All of the data should be output character for character, except the pictures.

-- Begin Data provided --

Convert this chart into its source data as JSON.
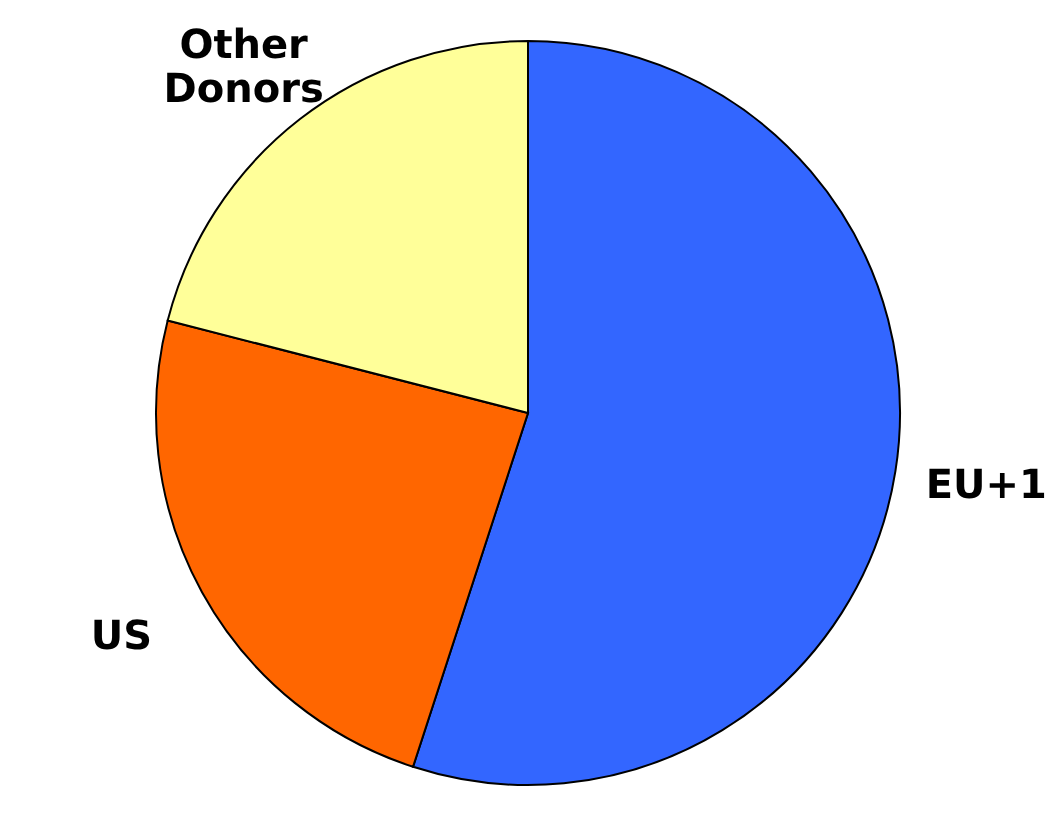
{
  "chart_data": {
    "type": "pie",
    "categories": [
      "EU+1",
      "US",
      "Other Donors"
    ],
    "values": [
      55,
      24,
      21
    ],
    "colors": [
      "#3366ff",
      "#ff6600",
      "#ffff99"
    ]
  }
}
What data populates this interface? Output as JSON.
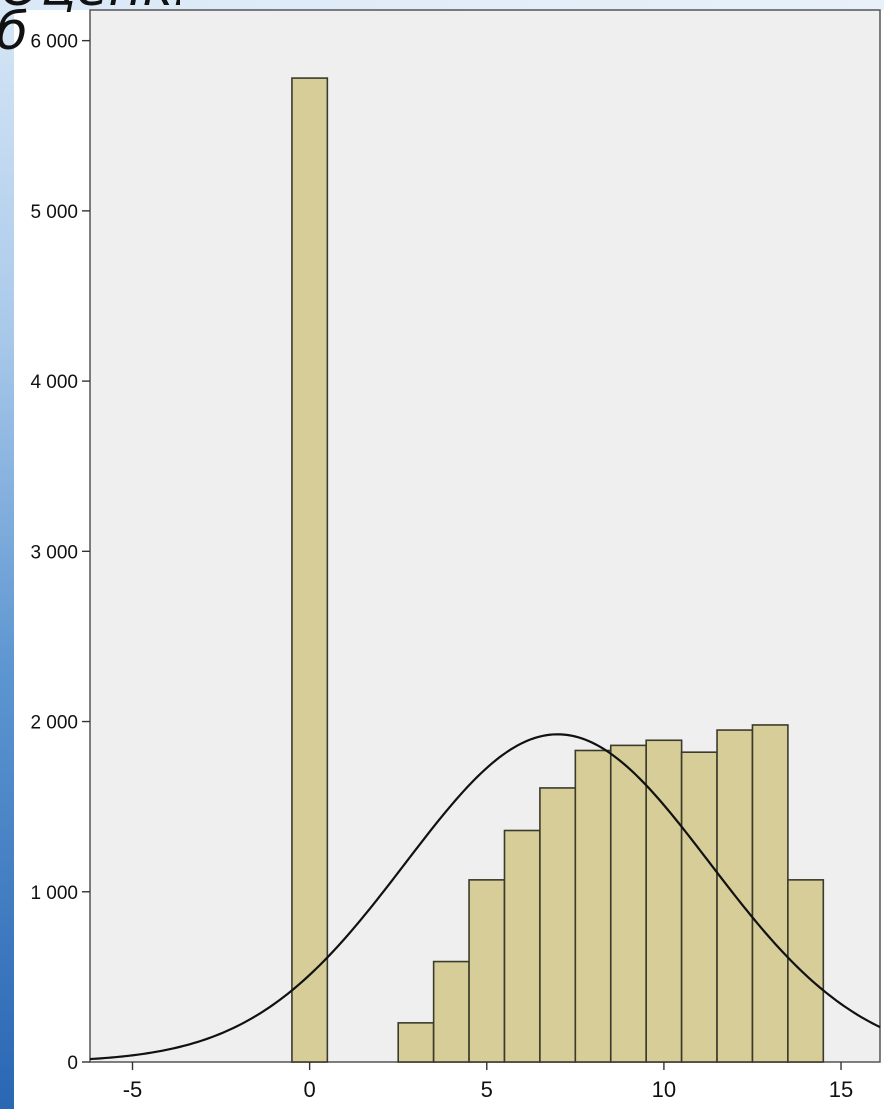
{
  "slide_fragment": {
    "top_text": "Оценки",
    "glyph": "б"
  },
  "chart_data": {
    "type": "bar",
    "title": "",
    "xlabel": "",
    "ylabel": "",
    "xlim": [
      -6.2,
      16.1
    ],
    "ylim": [
      0,
      6180
    ],
    "x_ticks": [
      -5,
      0,
      5,
      10,
      15
    ],
    "y_ticks": [
      0,
      1000,
      2000,
      3000,
      4000,
      5000,
      6000
    ],
    "x_tick_labels": [
      "-5",
      "0",
      "5",
      "10",
      "15"
    ],
    "y_tick_labels": [
      "0",
      "1 000",
      "2 000",
      "3 000",
      "4 000",
      "5 000",
      "6 000"
    ],
    "bin_width": 1,
    "bins": [
      {
        "x": 0,
        "value": 5780
      },
      {
        "x": 3,
        "value": 230
      },
      {
        "x": 4,
        "value": 590
      },
      {
        "x": 5,
        "value": 1070
      },
      {
        "x": 6,
        "value": 1360
      },
      {
        "x": 7,
        "value": 1610
      },
      {
        "x": 8,
        "value": 1830
      },
      {
        "x": 9,
        "value": 1860
      },
      {
        "x": 10,
        "value": 1890
      },
      {
        "x": 11,
        "value": 1820
      },
      {
        "x": 12,
        "value": 1950
      },
      {
        "x": 13,
        "value": 1980
      },
      {
        "x": 14,
        "value": 1070
      }
    ],
    "normal_curve": {
      "mean": 7.0,
      "sd": 4.3,
      "peak": 1925
    },
    "grid": false,
    "legend": "none",
    "colors": {
      "plot_bg": "#efefef",
      "bar_fill": "#d6cd98",
      "bar_stroke": "#3b3b2c",
      "curve": "#111111",
      "axis": "#333333"
    }
  }
}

-- End Data provided --

Completed task:
Convert this chart into its source data as JSON.
{
  "chart_data": {
    "type": "pie",
    "categories": [
      "EU+1",
      "US",
      "Other Donors"
    ],
    "values": [
      55,
      24,
      21
    ],
    "colors": [
      "#3366ff",
      "#ff6600",
      "#ffff99"
    ]
  }
}
What data populates this interface? Output as JSON.
{
  "slide_fragment": {
    "top_text": "Оценки",
    "glyph": "б"
  },
  "chart_data": {
    "type": "bar",
    "title": "",
    "xlabel": "",
    "ylabel": "",
    "xlim": [
      -6.2,
      16.1
    ],
    "ylim": [
      0,
      6180
    ],
    "x_ticks": [
      -5,
      0,
      5,
      10,
      15
    ],
    "y_ticks": [
      0,
      1000,
      2000,
      3000,
      4000,
      5000,
      6000
    ],
    "x_tick_labels": [
      "-5",
      "0",
      "5",
      "10",
      "15"
    ],
    "y_tick_labels": [
      "0",
      "1 000",
      "2 000",
      "3 000",
      "4 000",
      "5 000",
      "6 000"
    ],
    "bin_width": 1,
    "bins": [
      {
        "x": 0,
        "value": 5780
      },
      {
        "x": 3,
        "value": 230
      },
      {
        "x": 4,
        "value": 590
      },
      {
        "x": 5,
        "value": 1070
      },
      {
        "x": 6,
        "value": 1360
      },
      {
        "x": 7,
        "value": 1610
      },
      {
        "x": 8,
        "value": 1830
      },
      {
        "x": 9,
        "value": 1860
      },
      {
        "x": 10,
        "value": 1890
      },
      {
        "x": 11,
        "value": 1820
      },
      {
        "x": 12,
        "value": 1950
      },
      {
        "x": 13,
        "value": 1980
      },
      {
        "x": 14,
        "value": 1070
      }
    ],
    "normal_curve": {
      "mean": 7.0,
      "sd": 4.3,
      "peak": 1925
    },
    "grid": false,
    "legend": "none",
    "colors": {
      "plot_bg": "#efefef",
      "bar_fill": "#d6cd98",
      "bar_stroke": "#3b3b2c",
      "curve": "#111111",
      "axis": "#333333"
    }
  }
}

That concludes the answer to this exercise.